• **What you need to do**
Quote the lines of the material between the line containing "expert-definitions-list <box>91 588" and the line containing "heading-pengertian-olap: Pengertian OLAP", inclusive.

• **Layout coordinate data**
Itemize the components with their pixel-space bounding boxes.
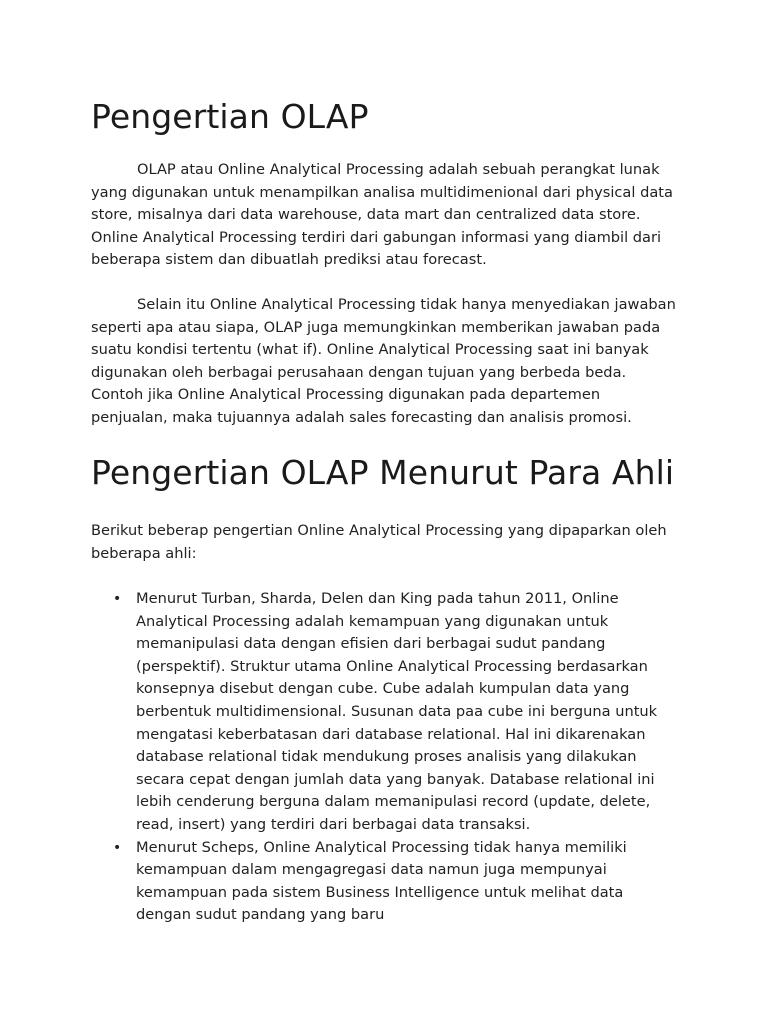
expert-definitions-list <box>91 588 681 927</box>
paragraph-intro: Berikut beberap pengertian Online Analytical Processing yang dipaparkan oleh beberapa ahli: <box>91 522 667 562</box>
list-item <box>91 837 681 927</box>
heading-pengertian-olap: Pengertian OLAP <box>91 97 369 136</box>
paragraph-usage: Selain itu Online Analytical Processing tidak hanya menyediakan jawaban seperti apa atau siapa, OLAP juga memungkinkan memberikan jawaban pada suatu kondisi tertentu (what if). Online Analytical Processing saat ini banyak digunakan oleh berbagai perusahaan dengan tujuan yang berbeda beda. Contoh jika Online Analytical Processing digunakan pada departemen penjualan, maka tujuannya adalah sales forecasting dan analisis promosi. <box>91 296 676 426</box>
paragraph-definition: OLAP atau Online Analytical Processing adalah sebuah perangkat lunak yang digunakan untuk menampilkan analisa multidimenional dari physical data store, misalnya dari data warehouse, data mart dan centralized data store. Online Analytical Processing terdiri dari gabungan informasi yang diambil dari beberapa sistem dan dibuatlah prediksi atau forecast. <box>91 161 673 269</box>
list-item-text: Menurut Scheps, Online Analytical Processing tidak hanya memiliki kemampuan dalam mengagregasi data namun juga mempunyai kemampuan pada sistem Business Intelligence untuk melihat data dengan sudut pandang yang baru <box>136 838 627 924</box>
bullet-icon: • <box>113 839 122 856</box>
heading-menurut-para-ahli: Pengertian OLAP Menurut Para Ahli <box>91 453 675 492</box>
list-item <box>91 588 681 837</box>
list-item-text: Menurut Turban, Sharda, Delen dan King pada tahun 2011, Online Analytical Processing adalah kemampuan yang digunakan untuk memanipulasi data dengan efisien dari berbagai sudut pandang (perspektif). Struktur utama Online Analytical Processing berdasarkan konsepnya disebut dengan cube. Cube adalah kumpulan data yang berbentuk multidimensional. Susunan data paa cube ini berguna untuk mengatasi keberbatasan dari database relational. Hal ini dikarenakan database relational tidak mendukung proses analisis yang dilakukan secara cepat dengan jumlah data yang banyak. Database relational ini lebih cenderung berguna dalam memanipulasi record (update, delete, read, insert) yang terdiri dari berbagai data transaksi. <box>136 590 658 833</box>
bullet-icon: • <box>113 591 122 607</box>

• **Correct response**
expert-definitions-list <box>91 588 681 927</box>
paragraph-intro: Berikut beberap pengertian Online Analytical Processing yang dipaparkan oleh beberapa ahli: <box>91 522 667 562</box>
list-item <box>91 837 681 927</box>
heading-pengertian-olap: Pengertian OLAP <box>91 97 369 136</box>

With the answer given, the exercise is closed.